>> Start Given data

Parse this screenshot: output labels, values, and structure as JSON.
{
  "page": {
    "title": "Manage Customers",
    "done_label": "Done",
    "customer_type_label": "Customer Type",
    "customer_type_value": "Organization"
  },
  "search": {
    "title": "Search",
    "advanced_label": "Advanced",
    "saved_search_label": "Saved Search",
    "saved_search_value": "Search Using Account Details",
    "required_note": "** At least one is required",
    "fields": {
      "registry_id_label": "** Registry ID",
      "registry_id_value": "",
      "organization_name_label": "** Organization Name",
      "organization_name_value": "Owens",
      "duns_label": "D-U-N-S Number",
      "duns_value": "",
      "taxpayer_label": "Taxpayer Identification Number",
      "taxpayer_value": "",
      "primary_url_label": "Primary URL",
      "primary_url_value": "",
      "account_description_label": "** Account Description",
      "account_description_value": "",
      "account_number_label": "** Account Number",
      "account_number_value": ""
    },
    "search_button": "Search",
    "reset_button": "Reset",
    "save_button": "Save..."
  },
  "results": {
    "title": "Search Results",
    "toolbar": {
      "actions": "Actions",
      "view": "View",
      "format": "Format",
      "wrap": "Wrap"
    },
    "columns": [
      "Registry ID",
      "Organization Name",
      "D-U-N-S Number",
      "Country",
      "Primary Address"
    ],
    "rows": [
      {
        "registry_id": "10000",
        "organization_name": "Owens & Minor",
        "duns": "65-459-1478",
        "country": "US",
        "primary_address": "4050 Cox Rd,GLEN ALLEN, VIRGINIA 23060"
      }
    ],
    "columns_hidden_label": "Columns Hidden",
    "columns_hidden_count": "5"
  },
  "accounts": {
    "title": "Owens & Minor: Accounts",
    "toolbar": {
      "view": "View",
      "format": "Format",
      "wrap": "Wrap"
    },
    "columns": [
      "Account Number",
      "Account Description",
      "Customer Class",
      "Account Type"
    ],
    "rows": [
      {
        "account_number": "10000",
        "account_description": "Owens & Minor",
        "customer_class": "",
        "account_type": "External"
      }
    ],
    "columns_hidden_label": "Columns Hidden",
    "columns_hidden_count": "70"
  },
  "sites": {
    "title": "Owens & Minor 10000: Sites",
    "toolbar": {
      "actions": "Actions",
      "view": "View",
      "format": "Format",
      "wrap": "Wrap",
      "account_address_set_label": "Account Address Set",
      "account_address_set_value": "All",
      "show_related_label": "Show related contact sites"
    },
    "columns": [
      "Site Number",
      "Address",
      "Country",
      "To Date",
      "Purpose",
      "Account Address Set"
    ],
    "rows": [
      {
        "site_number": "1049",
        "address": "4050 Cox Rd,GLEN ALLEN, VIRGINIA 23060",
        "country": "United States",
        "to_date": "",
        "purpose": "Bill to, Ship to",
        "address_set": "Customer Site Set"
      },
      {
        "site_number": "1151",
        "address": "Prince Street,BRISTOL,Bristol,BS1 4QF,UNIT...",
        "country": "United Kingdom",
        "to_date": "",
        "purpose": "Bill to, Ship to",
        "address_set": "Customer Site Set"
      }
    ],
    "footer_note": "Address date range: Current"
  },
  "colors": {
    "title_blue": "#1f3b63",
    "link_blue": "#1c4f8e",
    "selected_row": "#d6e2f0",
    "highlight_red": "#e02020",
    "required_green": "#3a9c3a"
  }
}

>> End Given data

**Work to do:**
Restate the data above word for word, please.

**Full output:**
Parse this screenshot: output labels, values, and structure as JSON.
{
  "page": {
    "title": "Manage Customers",
    "done_label": "Done",
    "customer_type_label": "Customer Type",
    "customer_type_value": "Organization"
  },
  "search": {
    "title": "Search",
    "advanced_label": "Advanced",
    "saved_search_label": "Saved Search",
    "saved_search_value": "Search Using Account Details",
    "required_note": "** At least one is required",
    "fields": {
      "registry_id_label": "** Registry ID",
      "registry_id_value": "",
      "organization_name_label": "** Organization Name",
      "organization_name_value": "Owens",
      "duns_label": "D-U-N-S Number",
      "duns_value": "",
      "taxpayer_label": "Taxpayer Identification Number",
      "taxpayer_value": "",
      "primary_url_label": "Primary URL",
      "primary_url_value": "",
      "account_description_label": "** Account Description",
      "account_description_value": "",
      "account_number_label": "** Account Number",
      "account_number_value": ""
    },
    "search_button": "Search",
    "reset_button": "Reset",
    "save_button": "Save..."
  },
  "results": {
    "title": "Search Results",
    "toolbar": {
      "actions": "Actions",
      "view": "View",
      "format": "Format",
      "wrap": "Wrap"
    },
    "columns": [
      "Registry ID",
      "Organization Name",
      "D-U-N-S Number",
      "Country",
      "Primary Address"
    ],
    "rows": [
      {
        "registry_id": "10000",
        "organization_name": "Owens & Minor",
        "duns": "65-459-1478",
        "country": "US",
        "primary_address": "4050 Cox Rd,GLEN ALLEN, VIRGINIA 23060"
      }
    ],
    "columns_hidden_label": "Columns Hidden",
    "columns_hidden_count": "5"
  },
  "accounts": {
    "title": "Owens & Minor: Accounts",
    "toolbar": {
      "view": "View",
      "format": "Format",
      "wrap": "Wrap"
    },
    "columns": [
      "Account Number",
      "Account Description",
      "Customer Class",
      "Account Type"
    ],
    "rows": [
      {
        "account_number": "10000",
        "account_description": "Owens & Minor",
        "customer_class": "",
        "account_type": "External"
      }
    ],
    "columns_hidden_label": "Columns Hidden",
    "columns_hidden_count": "70"
  },
  "sites": {
    "title": "Owens & Minor 10000: Sites",
    "toolbar": {
      "actions": "Actions",
      "view": "View",
      "format": "Format",
      "wrap": "Wrap",
      "account_address_set_label": "Account Address Set",
      "account_address_set_value": "All",
      "show_related_label": "Show related contact sites"
    },
    "columns": [
      "Site Number",
      "Address",
      "Country",
      "To Date",
      "Purpose",
      "Account Address Set"
    ],
    "rows": [
      {
        "site_number": "1049",
        "address": "4050 Cox Rd,GLEN ALLEN, VIRGINIA 23060",
        "country": "United States",
        "to_date": "",
        "purpose": "Bill to, Ship to",
        "address_set": "Customer Site Set"
      },
      {
        "site_number": "1151",
        "address": "Prince Street,BRISTOL,Bristol,BS1 4QF,UNIT...",
        "country": "United Kingdom",
        "to_date": "",
        "purpose": "Bill to, Ship to",
        "address_set": "Customer Site Set"
      }
    ],
    "footer_note": "Address date range: Current"
  },
  "colors": {
    "title_blue": "#1f3b63",
    "link_blue": "#1c4f8e",
    "selected_row": "#d6e2f0",
    "highlight_red": "#e02020",
    "required_green": "#3a9c3a"
  }
}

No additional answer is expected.